* AIM *
Lines holding the string "dibutuhkan" are the ones to copy; find them all in the data.

(Records contained in a dataset)
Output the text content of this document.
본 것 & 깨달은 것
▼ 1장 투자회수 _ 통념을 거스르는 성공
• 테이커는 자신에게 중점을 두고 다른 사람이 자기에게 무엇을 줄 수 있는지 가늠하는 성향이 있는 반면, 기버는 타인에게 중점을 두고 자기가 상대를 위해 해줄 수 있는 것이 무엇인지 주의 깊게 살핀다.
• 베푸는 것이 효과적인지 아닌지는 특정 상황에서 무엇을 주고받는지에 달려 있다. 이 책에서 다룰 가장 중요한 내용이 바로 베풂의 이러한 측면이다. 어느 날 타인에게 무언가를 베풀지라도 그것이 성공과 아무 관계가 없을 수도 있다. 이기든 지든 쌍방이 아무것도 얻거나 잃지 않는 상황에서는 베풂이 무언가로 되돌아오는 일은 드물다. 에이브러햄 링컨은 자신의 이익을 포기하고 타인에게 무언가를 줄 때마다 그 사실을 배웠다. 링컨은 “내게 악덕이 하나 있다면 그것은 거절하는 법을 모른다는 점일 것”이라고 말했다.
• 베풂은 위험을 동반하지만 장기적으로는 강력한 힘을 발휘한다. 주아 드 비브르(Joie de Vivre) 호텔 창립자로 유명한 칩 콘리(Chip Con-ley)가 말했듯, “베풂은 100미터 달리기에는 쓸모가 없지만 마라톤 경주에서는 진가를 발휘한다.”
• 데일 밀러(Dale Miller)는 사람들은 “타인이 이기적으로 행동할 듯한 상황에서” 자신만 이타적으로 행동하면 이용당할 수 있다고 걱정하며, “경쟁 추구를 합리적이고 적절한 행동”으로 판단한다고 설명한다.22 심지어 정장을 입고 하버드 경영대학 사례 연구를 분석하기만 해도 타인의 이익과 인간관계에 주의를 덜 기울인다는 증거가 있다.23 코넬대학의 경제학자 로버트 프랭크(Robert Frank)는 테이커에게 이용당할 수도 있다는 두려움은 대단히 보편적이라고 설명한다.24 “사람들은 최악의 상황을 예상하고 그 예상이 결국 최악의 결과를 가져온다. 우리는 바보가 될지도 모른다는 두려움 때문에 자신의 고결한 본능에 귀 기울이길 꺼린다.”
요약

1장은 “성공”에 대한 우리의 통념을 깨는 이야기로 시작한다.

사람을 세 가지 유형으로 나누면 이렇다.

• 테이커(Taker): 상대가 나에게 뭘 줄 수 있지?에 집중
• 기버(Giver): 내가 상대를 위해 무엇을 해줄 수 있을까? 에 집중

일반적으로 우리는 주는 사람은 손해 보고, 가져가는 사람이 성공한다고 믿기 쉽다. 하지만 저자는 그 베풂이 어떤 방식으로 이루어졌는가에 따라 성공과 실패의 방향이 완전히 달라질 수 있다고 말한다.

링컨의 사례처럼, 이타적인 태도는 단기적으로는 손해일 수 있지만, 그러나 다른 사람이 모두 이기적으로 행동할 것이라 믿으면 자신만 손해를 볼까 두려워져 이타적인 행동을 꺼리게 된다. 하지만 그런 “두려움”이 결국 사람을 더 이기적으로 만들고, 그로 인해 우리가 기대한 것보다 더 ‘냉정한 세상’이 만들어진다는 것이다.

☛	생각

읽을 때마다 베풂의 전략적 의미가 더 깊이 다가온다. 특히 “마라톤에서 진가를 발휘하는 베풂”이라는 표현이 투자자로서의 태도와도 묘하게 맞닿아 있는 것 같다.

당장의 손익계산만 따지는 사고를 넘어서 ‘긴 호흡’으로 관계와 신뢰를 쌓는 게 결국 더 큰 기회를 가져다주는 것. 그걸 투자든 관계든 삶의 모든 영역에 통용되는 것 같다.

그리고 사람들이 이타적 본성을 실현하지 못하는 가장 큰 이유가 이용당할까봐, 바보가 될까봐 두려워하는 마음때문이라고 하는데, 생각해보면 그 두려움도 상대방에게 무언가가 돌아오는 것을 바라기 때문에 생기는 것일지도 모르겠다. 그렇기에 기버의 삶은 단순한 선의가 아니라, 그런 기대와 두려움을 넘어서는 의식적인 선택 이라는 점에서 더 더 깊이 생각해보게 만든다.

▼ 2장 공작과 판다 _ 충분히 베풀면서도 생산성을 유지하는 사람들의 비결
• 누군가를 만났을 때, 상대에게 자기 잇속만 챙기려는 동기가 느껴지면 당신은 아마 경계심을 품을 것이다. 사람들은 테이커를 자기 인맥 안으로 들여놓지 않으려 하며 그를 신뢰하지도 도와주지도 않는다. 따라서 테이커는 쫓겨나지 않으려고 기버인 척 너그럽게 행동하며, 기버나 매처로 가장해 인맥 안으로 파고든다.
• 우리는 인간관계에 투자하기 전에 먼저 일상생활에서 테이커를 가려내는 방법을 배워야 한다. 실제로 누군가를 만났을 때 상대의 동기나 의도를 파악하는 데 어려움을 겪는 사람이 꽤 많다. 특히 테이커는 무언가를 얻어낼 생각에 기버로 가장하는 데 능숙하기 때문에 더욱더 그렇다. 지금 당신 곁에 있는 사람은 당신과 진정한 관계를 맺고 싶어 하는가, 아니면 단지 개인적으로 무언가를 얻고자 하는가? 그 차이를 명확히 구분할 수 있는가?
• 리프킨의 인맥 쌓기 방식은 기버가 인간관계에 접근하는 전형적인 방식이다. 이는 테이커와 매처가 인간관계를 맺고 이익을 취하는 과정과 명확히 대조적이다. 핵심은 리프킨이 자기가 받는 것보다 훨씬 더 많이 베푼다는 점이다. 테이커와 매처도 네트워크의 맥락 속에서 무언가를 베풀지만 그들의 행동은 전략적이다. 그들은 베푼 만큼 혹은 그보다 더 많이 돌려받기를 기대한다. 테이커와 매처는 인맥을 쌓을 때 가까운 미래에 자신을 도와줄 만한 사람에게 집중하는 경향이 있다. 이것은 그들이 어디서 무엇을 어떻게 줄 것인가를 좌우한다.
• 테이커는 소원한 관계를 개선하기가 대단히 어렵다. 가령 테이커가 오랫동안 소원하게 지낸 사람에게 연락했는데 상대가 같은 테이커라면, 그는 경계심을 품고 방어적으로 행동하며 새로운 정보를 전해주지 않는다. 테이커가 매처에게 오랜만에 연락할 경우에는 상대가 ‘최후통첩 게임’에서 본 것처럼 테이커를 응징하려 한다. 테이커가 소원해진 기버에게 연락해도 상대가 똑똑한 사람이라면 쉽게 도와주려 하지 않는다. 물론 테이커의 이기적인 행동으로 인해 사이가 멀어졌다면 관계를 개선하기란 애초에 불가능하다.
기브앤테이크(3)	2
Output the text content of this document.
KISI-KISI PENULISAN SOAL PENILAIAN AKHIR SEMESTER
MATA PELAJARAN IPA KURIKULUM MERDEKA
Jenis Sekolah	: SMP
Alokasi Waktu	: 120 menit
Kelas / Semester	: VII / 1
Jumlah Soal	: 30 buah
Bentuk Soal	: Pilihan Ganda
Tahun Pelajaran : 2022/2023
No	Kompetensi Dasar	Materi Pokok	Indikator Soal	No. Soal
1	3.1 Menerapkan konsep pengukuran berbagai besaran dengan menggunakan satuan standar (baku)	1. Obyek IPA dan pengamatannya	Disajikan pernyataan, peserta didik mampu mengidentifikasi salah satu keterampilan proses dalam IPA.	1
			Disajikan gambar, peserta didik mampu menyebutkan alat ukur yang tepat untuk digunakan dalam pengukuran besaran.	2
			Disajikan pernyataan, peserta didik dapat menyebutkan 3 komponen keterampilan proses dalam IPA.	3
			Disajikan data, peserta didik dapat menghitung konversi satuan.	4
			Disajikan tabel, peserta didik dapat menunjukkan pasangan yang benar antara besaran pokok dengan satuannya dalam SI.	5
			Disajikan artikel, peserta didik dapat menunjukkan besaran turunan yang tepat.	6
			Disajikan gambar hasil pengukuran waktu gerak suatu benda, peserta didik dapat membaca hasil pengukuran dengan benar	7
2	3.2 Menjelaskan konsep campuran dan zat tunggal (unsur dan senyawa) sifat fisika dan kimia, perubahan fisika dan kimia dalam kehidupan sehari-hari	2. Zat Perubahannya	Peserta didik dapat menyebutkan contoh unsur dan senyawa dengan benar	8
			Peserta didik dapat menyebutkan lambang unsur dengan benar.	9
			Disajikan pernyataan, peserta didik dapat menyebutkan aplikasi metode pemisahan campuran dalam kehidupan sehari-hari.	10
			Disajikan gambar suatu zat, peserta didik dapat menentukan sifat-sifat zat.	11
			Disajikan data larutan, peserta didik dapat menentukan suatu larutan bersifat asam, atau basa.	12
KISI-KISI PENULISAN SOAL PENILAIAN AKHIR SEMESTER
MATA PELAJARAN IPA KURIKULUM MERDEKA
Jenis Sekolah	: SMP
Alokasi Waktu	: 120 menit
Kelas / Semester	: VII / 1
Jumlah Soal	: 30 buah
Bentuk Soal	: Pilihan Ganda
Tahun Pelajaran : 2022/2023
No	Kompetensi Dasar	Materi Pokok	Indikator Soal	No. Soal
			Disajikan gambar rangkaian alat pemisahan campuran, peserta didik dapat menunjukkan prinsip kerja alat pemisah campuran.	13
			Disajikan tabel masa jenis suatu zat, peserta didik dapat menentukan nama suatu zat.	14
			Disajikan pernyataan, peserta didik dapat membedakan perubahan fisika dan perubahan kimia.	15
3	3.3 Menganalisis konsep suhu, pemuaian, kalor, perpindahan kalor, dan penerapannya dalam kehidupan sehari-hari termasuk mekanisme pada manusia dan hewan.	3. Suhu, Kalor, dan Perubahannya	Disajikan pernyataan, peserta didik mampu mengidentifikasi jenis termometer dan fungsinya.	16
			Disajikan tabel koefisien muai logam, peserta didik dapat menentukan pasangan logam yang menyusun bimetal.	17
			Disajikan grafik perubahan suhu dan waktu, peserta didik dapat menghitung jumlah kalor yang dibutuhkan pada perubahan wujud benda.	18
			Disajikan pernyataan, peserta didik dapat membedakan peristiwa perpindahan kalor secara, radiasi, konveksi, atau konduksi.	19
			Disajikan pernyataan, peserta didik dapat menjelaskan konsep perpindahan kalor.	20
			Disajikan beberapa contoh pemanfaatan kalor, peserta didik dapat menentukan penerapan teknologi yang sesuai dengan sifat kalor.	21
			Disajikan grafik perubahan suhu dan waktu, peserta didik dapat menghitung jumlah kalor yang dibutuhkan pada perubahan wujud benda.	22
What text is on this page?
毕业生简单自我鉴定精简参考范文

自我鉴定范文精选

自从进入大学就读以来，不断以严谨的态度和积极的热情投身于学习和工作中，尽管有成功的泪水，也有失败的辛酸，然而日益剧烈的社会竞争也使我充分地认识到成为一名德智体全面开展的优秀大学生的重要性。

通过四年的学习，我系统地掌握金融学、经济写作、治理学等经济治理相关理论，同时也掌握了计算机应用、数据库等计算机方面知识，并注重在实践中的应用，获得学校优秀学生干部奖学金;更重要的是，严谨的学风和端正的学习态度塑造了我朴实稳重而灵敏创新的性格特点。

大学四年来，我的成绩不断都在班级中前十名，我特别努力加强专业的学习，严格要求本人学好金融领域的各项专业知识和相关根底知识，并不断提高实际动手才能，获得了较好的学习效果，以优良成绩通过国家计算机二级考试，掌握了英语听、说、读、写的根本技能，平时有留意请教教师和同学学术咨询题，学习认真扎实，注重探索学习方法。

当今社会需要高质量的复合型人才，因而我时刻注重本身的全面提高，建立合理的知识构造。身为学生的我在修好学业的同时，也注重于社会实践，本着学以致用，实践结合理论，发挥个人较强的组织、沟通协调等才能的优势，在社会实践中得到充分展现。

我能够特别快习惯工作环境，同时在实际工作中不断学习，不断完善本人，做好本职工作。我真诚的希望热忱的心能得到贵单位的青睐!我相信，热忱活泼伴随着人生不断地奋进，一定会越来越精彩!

* OUTPUT *
			Disajikan grafik perubahan suhu dan waktu, peserta didik dapat menghitung jumlah kalor yang dibutuhkan pada perubahan wujud benda.	18
			Disajikan grafik perubahan suhu dan waktu, peserta didik dapat menghitung jumlah kalor yang dibutuhkan pada perubahan wujud benda.	22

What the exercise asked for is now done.